__Exercise brief__: Return the lines below that carry the word "Projected".

__Records supplied__:
========

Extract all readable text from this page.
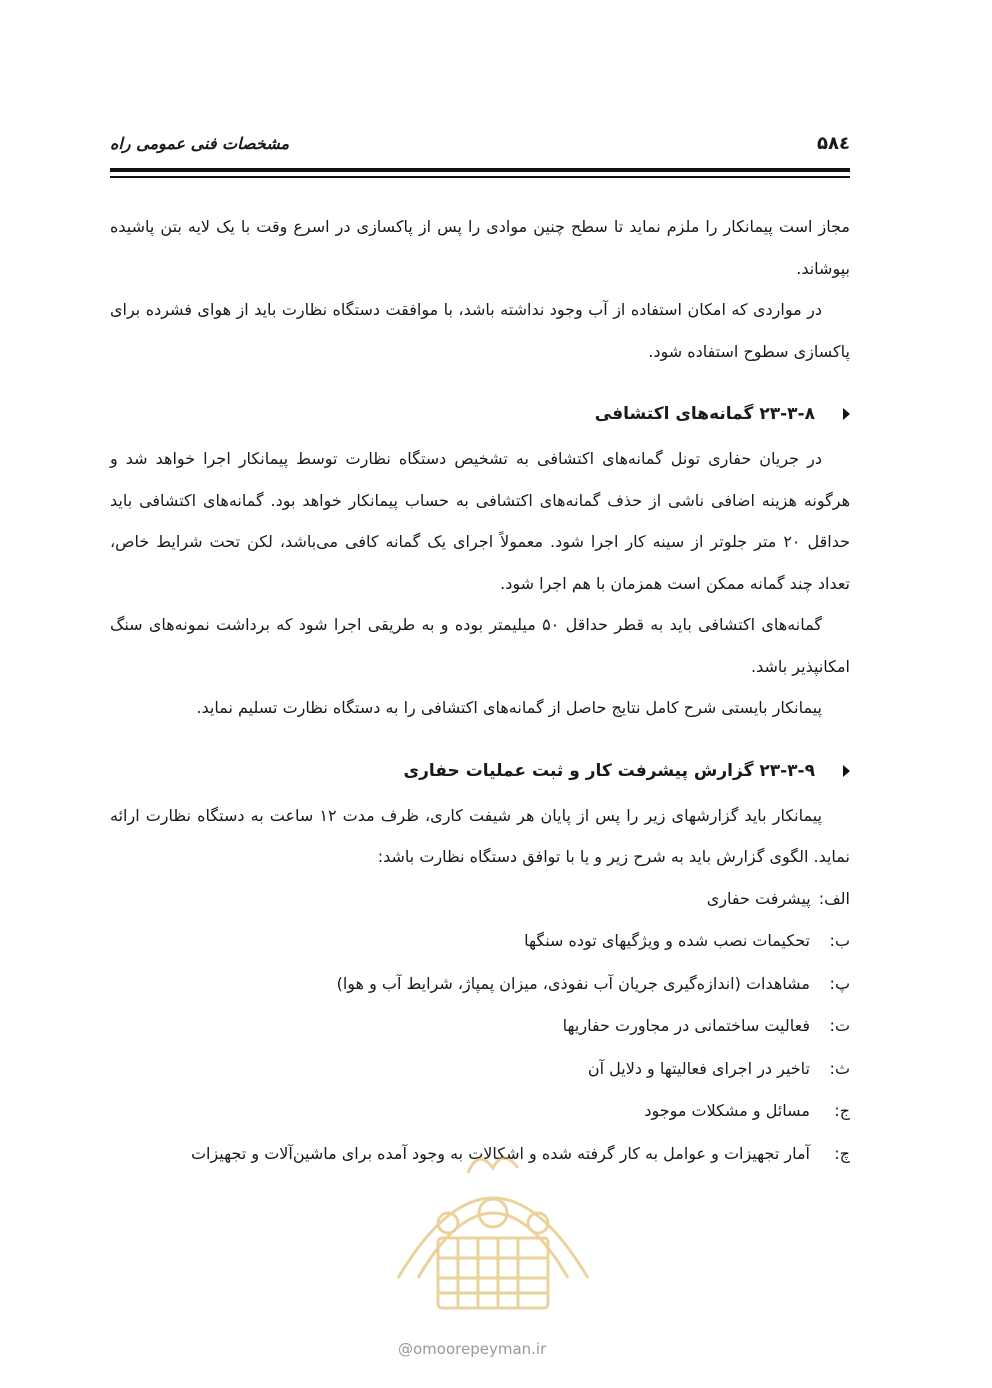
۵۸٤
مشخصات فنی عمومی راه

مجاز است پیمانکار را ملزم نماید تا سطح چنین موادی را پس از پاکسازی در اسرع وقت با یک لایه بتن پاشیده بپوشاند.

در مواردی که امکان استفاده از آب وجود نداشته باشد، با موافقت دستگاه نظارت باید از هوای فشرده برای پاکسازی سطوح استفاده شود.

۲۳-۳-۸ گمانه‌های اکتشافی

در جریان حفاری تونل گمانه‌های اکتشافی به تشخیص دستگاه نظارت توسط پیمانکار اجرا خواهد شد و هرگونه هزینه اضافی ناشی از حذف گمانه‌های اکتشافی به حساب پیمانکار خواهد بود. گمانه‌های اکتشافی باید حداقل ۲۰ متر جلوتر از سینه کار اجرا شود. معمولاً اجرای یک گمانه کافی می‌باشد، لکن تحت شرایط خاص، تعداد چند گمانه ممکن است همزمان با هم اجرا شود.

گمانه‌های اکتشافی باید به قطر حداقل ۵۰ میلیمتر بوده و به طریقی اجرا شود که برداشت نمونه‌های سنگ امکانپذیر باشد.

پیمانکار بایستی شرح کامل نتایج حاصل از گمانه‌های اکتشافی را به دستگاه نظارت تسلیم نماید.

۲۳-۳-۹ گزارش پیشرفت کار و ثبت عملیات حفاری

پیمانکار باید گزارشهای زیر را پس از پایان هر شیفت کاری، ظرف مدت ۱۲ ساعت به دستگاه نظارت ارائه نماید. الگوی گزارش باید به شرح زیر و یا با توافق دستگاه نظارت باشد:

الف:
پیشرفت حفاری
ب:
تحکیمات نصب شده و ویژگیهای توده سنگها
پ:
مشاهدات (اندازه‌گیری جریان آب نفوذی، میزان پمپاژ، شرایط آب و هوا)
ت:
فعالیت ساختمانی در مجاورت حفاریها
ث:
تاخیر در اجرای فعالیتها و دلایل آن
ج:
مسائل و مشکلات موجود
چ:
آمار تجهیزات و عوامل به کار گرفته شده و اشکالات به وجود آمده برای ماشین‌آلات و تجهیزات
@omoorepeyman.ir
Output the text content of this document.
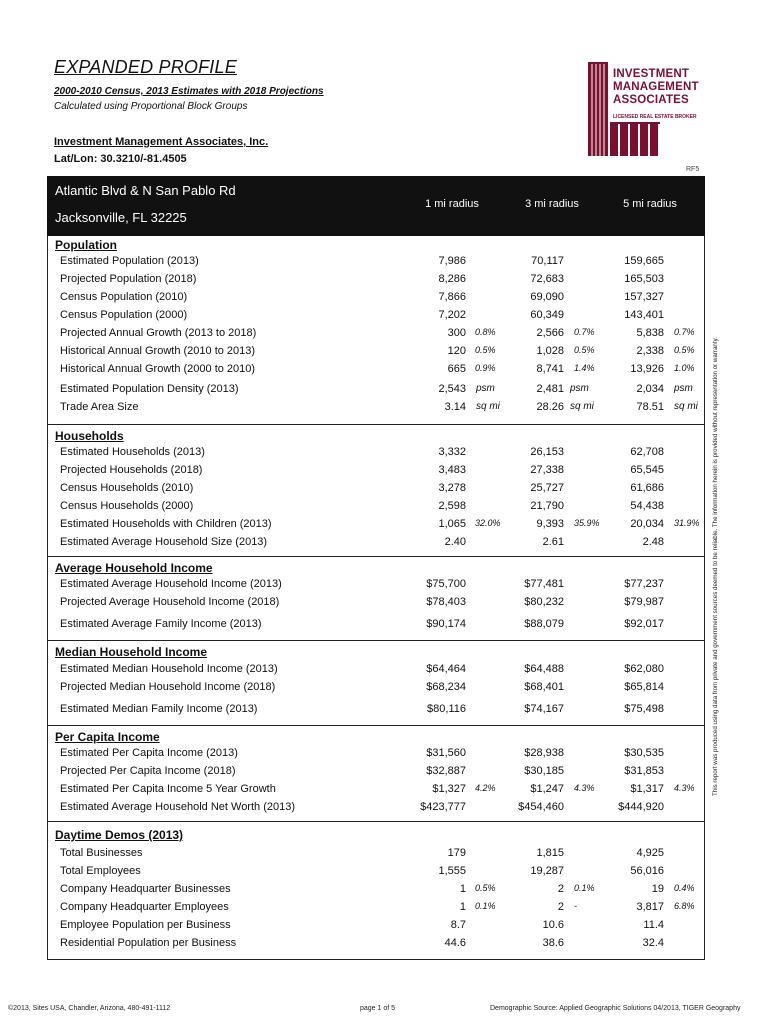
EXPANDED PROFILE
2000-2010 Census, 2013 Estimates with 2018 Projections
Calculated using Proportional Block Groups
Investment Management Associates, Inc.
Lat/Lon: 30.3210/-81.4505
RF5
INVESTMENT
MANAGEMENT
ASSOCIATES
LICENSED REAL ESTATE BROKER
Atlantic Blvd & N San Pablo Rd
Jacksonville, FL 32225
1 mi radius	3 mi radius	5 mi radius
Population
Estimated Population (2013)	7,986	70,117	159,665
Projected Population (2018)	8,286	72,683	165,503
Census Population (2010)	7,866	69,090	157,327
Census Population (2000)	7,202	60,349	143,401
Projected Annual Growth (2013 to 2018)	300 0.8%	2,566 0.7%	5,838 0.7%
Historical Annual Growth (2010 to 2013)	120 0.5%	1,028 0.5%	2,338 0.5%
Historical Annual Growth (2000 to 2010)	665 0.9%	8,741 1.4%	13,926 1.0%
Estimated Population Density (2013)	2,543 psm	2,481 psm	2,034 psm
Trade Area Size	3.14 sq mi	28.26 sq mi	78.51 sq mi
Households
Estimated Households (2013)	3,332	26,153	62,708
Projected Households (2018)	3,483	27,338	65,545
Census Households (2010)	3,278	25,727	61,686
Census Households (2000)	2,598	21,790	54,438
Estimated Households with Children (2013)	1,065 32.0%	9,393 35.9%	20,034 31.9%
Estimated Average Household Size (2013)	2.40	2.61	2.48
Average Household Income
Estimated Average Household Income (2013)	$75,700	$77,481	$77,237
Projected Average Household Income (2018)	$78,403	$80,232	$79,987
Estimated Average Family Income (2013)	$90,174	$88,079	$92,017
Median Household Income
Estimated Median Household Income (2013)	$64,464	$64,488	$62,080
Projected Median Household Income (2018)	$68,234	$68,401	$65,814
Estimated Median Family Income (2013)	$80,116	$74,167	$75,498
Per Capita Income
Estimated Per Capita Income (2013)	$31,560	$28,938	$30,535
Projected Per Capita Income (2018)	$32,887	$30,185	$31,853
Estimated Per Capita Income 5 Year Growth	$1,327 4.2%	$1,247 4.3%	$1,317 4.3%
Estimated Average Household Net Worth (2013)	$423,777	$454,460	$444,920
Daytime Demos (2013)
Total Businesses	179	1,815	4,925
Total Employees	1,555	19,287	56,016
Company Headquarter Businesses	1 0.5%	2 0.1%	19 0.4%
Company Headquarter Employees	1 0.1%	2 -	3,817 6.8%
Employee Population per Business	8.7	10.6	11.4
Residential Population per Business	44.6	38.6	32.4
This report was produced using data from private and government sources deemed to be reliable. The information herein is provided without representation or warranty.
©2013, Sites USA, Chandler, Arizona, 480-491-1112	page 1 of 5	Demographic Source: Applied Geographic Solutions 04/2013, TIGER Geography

========

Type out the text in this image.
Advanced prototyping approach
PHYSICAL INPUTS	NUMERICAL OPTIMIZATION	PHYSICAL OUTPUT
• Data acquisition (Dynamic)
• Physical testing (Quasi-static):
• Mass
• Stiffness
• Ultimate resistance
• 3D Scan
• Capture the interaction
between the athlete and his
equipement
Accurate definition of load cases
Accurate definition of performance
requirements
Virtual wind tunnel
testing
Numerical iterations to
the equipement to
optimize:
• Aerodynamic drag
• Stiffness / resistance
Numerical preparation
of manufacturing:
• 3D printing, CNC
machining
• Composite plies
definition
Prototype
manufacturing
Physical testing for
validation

========

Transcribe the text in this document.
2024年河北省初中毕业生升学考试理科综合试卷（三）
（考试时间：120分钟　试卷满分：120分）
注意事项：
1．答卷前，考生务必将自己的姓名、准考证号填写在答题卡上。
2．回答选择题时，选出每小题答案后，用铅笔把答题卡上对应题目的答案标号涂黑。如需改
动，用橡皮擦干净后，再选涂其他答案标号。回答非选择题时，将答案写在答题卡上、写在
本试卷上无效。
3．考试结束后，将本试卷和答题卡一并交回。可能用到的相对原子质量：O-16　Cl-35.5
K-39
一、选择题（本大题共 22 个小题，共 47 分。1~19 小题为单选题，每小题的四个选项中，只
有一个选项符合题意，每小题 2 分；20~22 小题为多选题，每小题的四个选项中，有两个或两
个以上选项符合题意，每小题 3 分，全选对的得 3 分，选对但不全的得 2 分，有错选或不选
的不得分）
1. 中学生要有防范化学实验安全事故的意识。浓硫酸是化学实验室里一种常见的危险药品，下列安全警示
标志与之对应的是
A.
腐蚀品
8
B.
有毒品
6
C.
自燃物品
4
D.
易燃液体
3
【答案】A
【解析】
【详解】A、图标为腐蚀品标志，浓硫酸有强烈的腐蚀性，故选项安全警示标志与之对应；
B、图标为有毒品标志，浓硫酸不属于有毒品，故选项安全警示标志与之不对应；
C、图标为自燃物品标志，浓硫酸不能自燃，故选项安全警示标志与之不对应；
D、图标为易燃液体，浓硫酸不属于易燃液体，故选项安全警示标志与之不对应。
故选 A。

========

__Complete answer__:
Projected Population (2018)	8,286	72,683	165,503
Projected Annual Growth (2013 to 2018)	300 0.8%	2,566 0.7%	5,838 0.7%
Projected Households (2018)	3,483	27,338	65,545
Projected Average Household Income (2018)	$78,403	$80,232	$79,987
Projected Median Household Income (2018)	$68,234	$68,401	$65,814
Projected Per Capita Income (2018)	$32,887	$30,185	$31,853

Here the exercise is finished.